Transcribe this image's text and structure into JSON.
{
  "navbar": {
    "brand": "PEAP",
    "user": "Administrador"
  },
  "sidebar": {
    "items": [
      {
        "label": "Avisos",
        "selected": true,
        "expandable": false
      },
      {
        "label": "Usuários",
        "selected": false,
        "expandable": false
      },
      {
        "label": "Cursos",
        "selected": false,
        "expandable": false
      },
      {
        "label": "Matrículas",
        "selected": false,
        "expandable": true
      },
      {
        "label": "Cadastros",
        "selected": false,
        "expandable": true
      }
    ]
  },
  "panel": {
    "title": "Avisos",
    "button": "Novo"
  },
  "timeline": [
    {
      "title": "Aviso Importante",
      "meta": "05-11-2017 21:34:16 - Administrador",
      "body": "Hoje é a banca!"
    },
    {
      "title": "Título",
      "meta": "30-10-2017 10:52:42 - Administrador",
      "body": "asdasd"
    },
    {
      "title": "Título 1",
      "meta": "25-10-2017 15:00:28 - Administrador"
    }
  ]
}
--
__SHORT PROBLEM__
Give the number of lines in the data that contain "title", with no other words.

__WORKED SOLUTION__
4